▼
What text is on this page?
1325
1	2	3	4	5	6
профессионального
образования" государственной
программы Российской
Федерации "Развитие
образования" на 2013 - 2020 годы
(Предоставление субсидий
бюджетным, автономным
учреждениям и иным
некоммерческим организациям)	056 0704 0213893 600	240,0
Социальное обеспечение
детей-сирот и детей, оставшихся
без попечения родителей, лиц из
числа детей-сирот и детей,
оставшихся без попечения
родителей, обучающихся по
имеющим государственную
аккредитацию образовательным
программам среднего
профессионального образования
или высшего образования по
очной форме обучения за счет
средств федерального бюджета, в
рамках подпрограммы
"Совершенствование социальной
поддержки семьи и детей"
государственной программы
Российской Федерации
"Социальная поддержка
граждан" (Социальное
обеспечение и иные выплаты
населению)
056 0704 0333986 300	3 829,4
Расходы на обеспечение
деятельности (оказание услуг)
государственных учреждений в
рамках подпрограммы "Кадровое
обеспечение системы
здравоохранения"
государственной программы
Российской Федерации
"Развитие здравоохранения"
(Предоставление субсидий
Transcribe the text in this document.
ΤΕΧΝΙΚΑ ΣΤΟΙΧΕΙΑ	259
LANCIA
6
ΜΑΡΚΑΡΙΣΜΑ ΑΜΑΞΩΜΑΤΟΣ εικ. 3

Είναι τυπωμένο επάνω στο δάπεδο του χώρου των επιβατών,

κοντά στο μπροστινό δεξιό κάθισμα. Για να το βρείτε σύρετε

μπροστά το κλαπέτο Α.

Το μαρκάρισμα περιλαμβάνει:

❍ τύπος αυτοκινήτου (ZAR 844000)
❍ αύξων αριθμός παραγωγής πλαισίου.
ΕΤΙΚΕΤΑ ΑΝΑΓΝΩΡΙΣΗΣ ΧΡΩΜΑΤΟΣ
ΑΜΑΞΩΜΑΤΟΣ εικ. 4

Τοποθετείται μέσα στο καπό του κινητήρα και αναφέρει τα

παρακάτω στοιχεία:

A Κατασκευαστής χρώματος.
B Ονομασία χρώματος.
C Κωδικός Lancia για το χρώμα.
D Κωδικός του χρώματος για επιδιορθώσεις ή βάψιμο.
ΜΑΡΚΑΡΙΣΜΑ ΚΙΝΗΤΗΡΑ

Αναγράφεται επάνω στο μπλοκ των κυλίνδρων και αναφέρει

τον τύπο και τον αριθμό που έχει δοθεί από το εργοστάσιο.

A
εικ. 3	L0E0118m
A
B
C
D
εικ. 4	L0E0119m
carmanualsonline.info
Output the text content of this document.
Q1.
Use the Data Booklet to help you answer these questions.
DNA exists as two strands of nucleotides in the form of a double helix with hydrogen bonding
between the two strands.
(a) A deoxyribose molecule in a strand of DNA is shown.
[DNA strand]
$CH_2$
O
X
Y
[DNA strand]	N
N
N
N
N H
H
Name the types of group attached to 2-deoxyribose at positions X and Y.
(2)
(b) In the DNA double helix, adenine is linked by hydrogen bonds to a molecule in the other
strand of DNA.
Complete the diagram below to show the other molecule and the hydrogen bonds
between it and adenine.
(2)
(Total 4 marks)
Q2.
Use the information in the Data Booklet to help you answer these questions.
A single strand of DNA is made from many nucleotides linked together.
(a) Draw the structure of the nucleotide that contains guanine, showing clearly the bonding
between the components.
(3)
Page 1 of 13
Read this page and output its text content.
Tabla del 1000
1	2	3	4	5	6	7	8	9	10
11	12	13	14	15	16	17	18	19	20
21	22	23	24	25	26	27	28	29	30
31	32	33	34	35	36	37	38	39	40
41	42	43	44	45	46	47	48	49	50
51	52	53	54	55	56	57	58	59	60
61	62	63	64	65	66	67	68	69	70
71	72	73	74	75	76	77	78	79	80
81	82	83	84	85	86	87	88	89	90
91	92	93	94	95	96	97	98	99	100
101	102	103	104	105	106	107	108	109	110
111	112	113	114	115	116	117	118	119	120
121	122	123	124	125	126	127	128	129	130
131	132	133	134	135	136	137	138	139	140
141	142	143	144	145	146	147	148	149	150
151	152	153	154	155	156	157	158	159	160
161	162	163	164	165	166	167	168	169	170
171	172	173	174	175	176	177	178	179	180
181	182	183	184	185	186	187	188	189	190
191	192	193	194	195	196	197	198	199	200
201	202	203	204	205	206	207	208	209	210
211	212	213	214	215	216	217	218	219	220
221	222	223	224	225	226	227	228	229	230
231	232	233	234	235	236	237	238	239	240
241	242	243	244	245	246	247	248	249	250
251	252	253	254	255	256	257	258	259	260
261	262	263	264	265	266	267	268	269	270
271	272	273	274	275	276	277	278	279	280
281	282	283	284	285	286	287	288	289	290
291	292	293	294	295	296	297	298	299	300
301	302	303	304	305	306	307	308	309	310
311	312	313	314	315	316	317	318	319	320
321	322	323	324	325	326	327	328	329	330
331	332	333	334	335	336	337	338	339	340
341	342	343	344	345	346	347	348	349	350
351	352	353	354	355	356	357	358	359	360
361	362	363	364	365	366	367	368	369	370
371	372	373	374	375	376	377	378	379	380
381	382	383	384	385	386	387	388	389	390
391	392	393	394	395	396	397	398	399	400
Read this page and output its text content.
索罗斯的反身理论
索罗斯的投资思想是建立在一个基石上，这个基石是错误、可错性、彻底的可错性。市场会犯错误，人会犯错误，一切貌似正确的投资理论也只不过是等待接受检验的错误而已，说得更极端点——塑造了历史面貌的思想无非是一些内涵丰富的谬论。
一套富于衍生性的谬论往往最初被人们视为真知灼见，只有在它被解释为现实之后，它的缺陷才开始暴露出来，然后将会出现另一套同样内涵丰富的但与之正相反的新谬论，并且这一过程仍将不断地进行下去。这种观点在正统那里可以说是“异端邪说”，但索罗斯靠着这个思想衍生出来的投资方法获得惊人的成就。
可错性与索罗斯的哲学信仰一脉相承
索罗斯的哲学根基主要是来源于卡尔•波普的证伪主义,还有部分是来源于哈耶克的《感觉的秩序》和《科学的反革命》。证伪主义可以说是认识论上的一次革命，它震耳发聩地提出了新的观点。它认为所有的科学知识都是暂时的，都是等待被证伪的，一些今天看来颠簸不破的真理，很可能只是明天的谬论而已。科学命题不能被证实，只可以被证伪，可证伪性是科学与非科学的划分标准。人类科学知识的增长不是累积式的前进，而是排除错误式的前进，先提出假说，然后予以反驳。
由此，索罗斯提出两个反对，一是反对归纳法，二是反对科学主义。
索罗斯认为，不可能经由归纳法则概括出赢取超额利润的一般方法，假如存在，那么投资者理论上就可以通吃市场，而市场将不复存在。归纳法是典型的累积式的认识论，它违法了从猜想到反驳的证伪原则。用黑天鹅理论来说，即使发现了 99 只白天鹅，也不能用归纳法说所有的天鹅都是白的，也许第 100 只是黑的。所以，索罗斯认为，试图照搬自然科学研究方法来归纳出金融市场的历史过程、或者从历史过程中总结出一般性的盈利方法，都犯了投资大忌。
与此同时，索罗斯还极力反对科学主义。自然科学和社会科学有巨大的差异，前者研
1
▲
Requirement:
In the records above, find each line holding "Κωδικός" and copy it.

Written solution:
C Κωδικός Lancia για το χρώμα.
D Κωδικός του χρώματος για επιδιορθώσεις ή βάψιμο.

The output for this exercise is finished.